Given problem. Retype every entry in its entirety, without alteration.

(Collected data entries)
________
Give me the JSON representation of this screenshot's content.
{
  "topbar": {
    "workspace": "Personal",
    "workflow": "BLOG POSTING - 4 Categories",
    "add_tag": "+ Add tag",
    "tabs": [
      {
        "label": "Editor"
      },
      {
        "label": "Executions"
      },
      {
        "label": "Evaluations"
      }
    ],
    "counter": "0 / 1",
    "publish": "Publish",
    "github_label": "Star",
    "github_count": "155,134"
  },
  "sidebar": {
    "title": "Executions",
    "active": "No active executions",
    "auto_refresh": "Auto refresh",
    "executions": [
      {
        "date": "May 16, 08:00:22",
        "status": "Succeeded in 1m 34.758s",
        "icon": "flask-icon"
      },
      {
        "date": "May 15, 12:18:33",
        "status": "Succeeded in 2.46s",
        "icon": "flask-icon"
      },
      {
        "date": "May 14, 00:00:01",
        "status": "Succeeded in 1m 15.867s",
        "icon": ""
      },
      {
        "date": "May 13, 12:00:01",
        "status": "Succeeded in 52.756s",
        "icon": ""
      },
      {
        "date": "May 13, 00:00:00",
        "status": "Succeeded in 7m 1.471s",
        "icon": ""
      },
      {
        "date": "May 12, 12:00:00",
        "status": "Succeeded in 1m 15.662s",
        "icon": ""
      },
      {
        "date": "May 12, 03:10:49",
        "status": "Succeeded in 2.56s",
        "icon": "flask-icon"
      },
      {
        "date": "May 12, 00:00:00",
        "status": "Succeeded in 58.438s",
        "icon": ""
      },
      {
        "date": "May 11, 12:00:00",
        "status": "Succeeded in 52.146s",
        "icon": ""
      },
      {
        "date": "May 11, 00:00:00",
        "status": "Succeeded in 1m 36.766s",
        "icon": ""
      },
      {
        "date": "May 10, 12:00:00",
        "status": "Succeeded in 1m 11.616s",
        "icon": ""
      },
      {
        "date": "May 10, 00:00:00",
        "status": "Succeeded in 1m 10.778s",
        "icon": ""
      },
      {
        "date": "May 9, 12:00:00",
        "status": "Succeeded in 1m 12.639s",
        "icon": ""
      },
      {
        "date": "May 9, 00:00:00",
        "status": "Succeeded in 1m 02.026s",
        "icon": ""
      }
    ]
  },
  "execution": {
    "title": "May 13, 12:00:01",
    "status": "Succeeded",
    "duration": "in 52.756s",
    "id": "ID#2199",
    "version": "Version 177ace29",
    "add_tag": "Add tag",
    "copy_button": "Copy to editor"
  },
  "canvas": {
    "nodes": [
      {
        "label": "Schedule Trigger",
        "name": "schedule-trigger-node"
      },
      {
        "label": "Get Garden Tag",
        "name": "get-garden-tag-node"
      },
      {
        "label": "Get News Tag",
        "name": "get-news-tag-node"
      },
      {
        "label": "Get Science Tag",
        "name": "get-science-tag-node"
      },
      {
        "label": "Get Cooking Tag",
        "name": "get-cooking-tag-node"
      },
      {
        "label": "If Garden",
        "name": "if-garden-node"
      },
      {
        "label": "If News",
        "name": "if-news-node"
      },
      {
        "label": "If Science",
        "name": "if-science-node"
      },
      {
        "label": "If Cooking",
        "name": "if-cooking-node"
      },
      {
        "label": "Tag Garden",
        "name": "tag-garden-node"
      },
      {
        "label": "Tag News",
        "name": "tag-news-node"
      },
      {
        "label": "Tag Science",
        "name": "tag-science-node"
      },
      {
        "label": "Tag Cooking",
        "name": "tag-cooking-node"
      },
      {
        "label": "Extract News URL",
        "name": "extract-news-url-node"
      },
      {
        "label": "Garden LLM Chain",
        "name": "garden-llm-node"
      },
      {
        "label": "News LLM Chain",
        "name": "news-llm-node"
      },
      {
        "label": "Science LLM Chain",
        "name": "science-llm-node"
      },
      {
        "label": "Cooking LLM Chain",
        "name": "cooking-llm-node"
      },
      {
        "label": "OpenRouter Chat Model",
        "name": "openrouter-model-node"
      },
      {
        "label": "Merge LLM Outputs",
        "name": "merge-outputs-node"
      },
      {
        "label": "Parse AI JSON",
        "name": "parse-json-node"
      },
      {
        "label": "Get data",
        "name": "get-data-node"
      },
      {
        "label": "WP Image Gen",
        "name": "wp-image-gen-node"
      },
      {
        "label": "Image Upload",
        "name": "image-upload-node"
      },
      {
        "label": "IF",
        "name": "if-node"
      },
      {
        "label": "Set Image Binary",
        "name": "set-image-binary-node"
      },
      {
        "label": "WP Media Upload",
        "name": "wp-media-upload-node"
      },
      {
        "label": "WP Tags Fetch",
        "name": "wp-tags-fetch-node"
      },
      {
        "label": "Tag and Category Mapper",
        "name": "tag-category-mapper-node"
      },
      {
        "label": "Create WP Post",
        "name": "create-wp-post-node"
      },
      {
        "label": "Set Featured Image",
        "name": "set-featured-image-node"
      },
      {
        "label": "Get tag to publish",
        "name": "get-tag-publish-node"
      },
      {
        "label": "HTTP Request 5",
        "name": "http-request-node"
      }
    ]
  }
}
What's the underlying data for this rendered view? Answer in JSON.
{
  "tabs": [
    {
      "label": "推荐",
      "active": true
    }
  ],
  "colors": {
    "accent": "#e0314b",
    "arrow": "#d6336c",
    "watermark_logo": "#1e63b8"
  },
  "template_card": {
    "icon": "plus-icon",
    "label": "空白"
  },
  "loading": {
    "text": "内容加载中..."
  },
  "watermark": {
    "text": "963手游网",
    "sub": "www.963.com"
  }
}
________
Solution to the problem.
Give me the JSON representation of this screenshot's content.
{
  "topbar": {
    "workspace": "Personal",
    "workflow": "BLOG POSTING - 4 Categories",
    "add_tag": "+ Add tag",
    "tabs": [
      {
        "label": "Editor"
      },
      {
        "label": "Executions"
      },
      {
        "label": "Evaluations"
      }
    ],
    "counter": "0 / 1",
    "publish": "Publish",
    "github_label": "Star",
    "github_count": "155,134"
  },
  "sidebar": {
    "title": "Executions",
    "active": "No active executions",
    "auto_refresh": "Auto refresh",
    "executions": [
      {
        "date": "May 16, 08:00:22",
        "status": "Succeeded in 1m 34.758s",
        "icon": "flask-icon"
      },
      {
        "date": "May 15, 12:18:33",
        "status": "Succeeded in 2.46s",
        "icon": "flask-icon"
      },
      {
        "date": "May 14, 00:00:01",
        "status": "Succeeded in 1m 15.867s",
        "icon": ""
      },
      {
        "date": "May 13, 12:00:01",
        "status": "Succeeded in 52.756s",
        "icon": ""
      },
      {
        "date": "May 13, 00:00:00",
        "status": "Succeeded in 7m 1.471s",
        "icon": ""
      },
      {
        "date": "May 12, 12:00:00",
        "status": "Succeeded in 1m 15.662s",
        "icon": ""
      },
      {
        "date": "May 12, 03:10:49",
        "status": "Succeeded in 2.56s",
        "icon": "flask-icon"
      },
      {
        "date": "May 12, 00:00:00",
        "status": "Succeeded in 58.438s",
        "icon": ""
      },
      {
        "date": "May 11, 12:00:00",
        "status": "Succeeded in 52.146s",
        "icon": ""
      },
      {
        "date": "May 11, 00:00:00",
        "status": "Succeeded in 1m 36.766s",
        "icon": ""
      },
      {
        "date": "May 10, 12:00:00",
        "status": "Succeeded in 1m 11.616s",
        "icon": ""
      },
      {
        "date": "May 10, 00:00:00",
        "status": "Succeeded in 1m 10.778s",
        "icon": ""
      },
      {
        "date": "May 9, 12:00:00",
        "status": "Succeeded in 1m 12.639s",
        "icon": ""
      },
      {
        "date": "May 9, 00:00:00",
        "status": "Succeeded in 1m 02.026s",
        "icon": ""
      }
    ]
  },
  "execution": {
    "title": "May 13, 12:00:01",
    "status": "Succeeded",
    "duration": "in 52.756s",
    "id": "ID#2199",
    "version": "Version 177ace29",
    "add_tag": "Add tag",
    "copy_button": "Copy to editor"
  },
  "canvas": {
    "nodes": [
      {
        "label": "Schedule Trigger",
        "name": "schedule-trigger-node"
      },
      {
        "label": "Get Garden Tag",
        "name": "get-garden-tag-node"
      },
      {
        "label": "Get News Tag",
        "name": "get-news-tag-node"
      },
      {
        "label": "Get Science Tag",
        "name": "get-science-tag-node"
      },
      {
        "label": "Get Cooking Tag",
        "name": "get-cooking-tag-node"
      },
      {
        "label": "If Garden",
        "name": "if-garden-node"
      },
      {
        "label": "If News",
        "name": "if-news-node"
      },
      {
        "label": "If Science",
        "name": "if-science-node"
      },
      {
        "label": "If Cooking",
        "name": "if-cooking-node"
      },
      {
        "label": "Tag Garden",
        "name": "tag-garden-node"
      },
      {
        "label": "Tag News",
        "name": "tag-news-node"
      },
      {
        "label": "Tag Science",
        "name": "tag-science-node"
      },
      {
        "label": "Tag Cooking",
        "name": "tag-cooking-node"
      },
      {
        "label": "Extract News URL",
        "name": "extract-news-url-node"
      },
      {
        "label": "Garden LLM Chain",
        "name": "garden-llm-node"
      },
      {
        "label": "News LLM Chain",
        "name": "news-llm-node"
      },
      {
        "label": "Science LLM Chain",
        "name": "science-llm-node"
      },
      {
        "label": "Cooking LLM Chain",
        "name": "cooking-llm-node"
      },
      {
        "label": "OpenRouter Chat Model",
        "name": "openrouter-model-node"
      },
      {
        "label": "Merge LLM Outputs",
        "name": "merge-outputs-node"
      },
      {
        "label": "Parse AI JSON",
        "name": "parse-json-node"
      },
      {
        "label": "Get data",
        "name": "get-data-node"
      },
      {
        "label": "WP Image Gen",
        "name": "wp-image-gen-node"
      },
      {
        "label": "Image Upload",
        "name": "image-upload-node"
      },
      {
        "label": "IF",
        "name": "if-node"
      },
      {
        "label": "Set Image Binary",
        "name": "set-image-binary-node"
      },
      {
        "label": "WP Media Upload",
        "name": "wp-media-upload-node"
      },
      {
        "label": "WP Tags Fetch",
        "name": "wp-tags-fetch-node"
      },
      {
        "label": "Tag and Category Mapper",
        "name": "tag-category-mapper-node"
      },
      {
        "label": "Create WP Post",
        "name": "create-wp-post-node"
      },
      {
        "label": "Set Featured Image",
        "name": "set-featured-image-node"
      },
      {
        "label": "Get tag to publish",
        "name": "get-tag-publish-node"
      },
      {
        "label": "HTTP Request 5",
        "name": "http-request-node"
      }
    ]
  }
}
What's the underlying data for this rendered view? Answer in JSON.
{
  "tabs": [
    {
      "label": "推荐",
      "active": true
    }
  ],
  "colors": {
    "accent": "#e0314b",
    "arrow": "#d6336c",
    "watermark_logo": "#1e63b8"
  },
  "template_card": {
    "icon": "plus-icon",
    "label": "空白"
  },
  "loading": {
    "text": "内容加载中..."
  },
  "watermark": {
    "text": "963手游网",
    "sub": "www.963.com"
  }
}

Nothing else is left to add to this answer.